__THE PROBLEM__:
Provide only the number of lines in the data below that contain the string "oblakov".

[Figure data in JSON]

====

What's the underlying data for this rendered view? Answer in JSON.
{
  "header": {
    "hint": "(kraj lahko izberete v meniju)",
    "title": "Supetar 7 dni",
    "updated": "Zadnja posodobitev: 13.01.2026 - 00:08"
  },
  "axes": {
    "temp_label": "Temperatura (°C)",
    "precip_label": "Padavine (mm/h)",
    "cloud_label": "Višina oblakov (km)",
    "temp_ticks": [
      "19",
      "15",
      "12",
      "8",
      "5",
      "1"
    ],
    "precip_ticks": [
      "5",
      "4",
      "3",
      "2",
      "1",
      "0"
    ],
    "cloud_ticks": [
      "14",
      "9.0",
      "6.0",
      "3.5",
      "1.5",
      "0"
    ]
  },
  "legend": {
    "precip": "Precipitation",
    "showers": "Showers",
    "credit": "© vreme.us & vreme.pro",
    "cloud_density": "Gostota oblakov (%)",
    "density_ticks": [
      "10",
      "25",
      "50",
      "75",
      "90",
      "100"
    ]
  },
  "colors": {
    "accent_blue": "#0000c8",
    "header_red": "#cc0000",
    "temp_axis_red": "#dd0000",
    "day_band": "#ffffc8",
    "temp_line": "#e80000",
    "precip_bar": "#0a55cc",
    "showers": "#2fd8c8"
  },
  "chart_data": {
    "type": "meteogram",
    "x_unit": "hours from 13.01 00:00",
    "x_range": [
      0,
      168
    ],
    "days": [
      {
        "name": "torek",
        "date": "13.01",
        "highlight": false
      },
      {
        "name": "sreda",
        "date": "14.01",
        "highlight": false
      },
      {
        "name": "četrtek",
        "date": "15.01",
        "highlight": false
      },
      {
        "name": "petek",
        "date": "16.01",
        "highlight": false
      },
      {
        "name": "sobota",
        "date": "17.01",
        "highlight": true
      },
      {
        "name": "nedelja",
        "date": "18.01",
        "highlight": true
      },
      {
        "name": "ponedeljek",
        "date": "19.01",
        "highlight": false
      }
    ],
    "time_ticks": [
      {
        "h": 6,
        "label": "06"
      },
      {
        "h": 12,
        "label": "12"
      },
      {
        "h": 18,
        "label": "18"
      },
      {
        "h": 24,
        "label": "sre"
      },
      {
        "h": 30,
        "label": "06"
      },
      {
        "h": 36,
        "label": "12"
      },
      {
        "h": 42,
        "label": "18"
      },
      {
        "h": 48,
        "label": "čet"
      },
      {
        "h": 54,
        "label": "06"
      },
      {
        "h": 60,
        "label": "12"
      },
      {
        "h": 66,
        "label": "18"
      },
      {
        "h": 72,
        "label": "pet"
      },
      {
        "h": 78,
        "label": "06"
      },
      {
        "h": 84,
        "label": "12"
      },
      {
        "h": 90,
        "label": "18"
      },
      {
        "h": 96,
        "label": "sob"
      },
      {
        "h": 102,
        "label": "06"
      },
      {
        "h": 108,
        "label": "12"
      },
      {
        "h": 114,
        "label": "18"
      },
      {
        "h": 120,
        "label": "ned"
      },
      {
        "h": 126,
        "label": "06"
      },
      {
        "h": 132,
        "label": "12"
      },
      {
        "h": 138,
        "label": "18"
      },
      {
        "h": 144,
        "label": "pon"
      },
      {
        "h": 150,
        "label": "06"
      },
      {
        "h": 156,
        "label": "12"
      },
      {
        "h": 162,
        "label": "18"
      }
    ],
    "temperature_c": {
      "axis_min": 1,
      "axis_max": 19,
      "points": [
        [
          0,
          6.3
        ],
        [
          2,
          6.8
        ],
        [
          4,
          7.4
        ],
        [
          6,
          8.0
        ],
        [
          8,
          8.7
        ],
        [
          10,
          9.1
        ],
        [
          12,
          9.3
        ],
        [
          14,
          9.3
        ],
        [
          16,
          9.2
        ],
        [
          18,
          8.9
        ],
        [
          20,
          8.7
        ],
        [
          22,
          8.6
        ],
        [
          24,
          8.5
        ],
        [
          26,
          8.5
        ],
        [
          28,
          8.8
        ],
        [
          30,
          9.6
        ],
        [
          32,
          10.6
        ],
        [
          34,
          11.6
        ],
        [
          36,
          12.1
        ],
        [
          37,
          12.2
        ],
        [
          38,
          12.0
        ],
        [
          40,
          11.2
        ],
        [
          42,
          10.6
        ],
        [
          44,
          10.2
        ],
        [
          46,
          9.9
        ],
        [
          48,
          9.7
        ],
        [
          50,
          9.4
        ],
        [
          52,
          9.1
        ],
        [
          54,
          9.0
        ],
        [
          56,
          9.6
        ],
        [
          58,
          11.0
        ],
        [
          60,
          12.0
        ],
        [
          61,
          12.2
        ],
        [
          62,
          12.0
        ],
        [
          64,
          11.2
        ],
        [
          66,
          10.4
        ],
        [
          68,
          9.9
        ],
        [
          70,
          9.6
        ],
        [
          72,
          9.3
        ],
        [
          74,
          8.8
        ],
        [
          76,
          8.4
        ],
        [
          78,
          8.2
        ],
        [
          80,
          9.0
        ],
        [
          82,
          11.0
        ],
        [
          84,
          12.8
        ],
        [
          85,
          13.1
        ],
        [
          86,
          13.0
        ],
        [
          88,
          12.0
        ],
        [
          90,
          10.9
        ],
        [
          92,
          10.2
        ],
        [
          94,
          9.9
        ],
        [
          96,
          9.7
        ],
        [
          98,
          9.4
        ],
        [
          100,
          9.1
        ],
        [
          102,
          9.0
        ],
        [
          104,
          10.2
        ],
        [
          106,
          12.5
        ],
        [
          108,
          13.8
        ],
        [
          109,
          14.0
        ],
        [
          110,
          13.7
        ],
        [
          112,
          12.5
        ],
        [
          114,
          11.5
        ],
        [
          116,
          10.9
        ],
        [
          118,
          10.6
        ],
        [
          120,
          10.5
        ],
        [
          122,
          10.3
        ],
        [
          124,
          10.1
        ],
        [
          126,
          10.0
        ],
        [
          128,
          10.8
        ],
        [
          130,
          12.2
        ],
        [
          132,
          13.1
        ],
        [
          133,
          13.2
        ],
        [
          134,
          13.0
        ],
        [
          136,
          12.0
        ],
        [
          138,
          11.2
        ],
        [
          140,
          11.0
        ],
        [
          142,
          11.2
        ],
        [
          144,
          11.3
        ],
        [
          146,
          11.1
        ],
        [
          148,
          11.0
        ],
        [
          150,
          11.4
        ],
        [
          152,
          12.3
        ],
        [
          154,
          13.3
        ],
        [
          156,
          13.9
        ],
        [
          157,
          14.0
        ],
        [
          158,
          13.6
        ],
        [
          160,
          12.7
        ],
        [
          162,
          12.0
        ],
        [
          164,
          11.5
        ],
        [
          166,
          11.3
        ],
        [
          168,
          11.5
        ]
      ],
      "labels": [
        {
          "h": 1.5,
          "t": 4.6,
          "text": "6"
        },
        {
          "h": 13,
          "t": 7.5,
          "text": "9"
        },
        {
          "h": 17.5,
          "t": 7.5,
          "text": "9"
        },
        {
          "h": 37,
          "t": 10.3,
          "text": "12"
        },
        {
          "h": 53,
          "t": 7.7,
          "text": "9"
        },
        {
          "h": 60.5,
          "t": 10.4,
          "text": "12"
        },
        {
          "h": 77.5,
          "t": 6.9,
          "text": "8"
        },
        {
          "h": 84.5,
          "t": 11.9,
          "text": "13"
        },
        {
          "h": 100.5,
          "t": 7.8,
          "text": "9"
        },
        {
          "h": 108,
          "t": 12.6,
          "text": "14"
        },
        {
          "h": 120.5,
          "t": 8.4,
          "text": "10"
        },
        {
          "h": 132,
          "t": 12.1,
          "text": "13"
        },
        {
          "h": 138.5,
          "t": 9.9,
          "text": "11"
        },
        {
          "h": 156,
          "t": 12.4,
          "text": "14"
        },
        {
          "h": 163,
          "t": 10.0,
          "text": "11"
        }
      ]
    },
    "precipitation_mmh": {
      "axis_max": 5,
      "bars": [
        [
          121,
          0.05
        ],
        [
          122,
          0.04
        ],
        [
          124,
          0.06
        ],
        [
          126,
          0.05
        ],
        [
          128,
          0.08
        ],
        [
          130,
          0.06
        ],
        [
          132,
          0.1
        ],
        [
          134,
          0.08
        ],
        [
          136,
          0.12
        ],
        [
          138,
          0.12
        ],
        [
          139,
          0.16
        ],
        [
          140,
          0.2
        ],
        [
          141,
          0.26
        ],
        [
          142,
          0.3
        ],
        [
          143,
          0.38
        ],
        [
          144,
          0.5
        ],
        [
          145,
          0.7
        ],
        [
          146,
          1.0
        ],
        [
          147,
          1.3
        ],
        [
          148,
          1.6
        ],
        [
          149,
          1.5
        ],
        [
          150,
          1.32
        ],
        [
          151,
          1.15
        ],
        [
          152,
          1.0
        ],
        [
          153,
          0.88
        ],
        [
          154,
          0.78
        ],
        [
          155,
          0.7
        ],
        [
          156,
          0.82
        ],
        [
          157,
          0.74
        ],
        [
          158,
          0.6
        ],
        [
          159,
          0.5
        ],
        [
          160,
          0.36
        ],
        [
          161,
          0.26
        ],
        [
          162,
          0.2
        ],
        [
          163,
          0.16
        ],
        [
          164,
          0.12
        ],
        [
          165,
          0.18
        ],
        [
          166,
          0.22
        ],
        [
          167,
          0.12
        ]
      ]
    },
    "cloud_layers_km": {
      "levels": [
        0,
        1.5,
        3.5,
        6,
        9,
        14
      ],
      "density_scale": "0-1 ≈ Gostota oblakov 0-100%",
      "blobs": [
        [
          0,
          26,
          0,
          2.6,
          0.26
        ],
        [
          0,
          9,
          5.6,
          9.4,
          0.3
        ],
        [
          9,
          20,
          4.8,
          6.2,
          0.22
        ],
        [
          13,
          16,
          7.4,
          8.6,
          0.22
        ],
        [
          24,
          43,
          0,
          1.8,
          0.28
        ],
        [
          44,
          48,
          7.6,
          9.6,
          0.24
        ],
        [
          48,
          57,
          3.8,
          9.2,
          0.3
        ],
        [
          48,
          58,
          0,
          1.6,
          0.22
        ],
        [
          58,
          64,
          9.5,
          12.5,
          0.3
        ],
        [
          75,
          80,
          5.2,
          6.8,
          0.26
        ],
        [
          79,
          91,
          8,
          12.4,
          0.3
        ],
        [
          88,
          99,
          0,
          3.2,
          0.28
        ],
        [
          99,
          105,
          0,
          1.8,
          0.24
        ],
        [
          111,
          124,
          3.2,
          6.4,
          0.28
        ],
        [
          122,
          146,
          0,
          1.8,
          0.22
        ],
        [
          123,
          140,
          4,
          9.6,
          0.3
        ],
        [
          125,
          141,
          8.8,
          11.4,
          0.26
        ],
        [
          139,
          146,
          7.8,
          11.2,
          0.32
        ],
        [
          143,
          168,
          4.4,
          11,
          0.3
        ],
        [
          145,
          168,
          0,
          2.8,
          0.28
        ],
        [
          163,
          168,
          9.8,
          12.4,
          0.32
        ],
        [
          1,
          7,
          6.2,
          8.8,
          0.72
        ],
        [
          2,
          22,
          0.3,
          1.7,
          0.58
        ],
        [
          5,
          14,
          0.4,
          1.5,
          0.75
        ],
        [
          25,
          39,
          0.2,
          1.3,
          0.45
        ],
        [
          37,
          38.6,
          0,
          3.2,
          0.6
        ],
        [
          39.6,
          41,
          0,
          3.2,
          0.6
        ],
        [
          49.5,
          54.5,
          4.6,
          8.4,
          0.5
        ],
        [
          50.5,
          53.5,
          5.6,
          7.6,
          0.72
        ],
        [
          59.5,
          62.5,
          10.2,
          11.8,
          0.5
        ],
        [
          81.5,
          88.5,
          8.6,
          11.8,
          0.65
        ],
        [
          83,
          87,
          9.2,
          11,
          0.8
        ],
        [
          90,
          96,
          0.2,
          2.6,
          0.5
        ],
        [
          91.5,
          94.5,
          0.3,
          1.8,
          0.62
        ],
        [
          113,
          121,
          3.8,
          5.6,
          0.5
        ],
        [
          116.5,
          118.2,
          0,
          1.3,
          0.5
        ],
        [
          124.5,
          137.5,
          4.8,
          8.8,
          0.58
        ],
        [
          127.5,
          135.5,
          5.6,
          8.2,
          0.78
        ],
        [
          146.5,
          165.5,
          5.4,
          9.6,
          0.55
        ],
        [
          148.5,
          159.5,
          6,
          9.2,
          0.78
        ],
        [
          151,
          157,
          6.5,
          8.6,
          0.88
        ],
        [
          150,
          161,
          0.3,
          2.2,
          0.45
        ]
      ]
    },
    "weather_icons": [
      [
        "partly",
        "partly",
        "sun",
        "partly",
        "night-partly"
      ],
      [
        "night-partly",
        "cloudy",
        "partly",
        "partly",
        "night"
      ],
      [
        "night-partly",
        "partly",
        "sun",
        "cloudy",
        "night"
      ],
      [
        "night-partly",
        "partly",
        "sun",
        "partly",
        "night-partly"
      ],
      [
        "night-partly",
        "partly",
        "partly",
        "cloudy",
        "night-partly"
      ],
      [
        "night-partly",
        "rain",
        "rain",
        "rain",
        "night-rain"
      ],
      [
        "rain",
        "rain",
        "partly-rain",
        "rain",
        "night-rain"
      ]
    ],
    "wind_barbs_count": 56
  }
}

====

__THE RESULT__:
3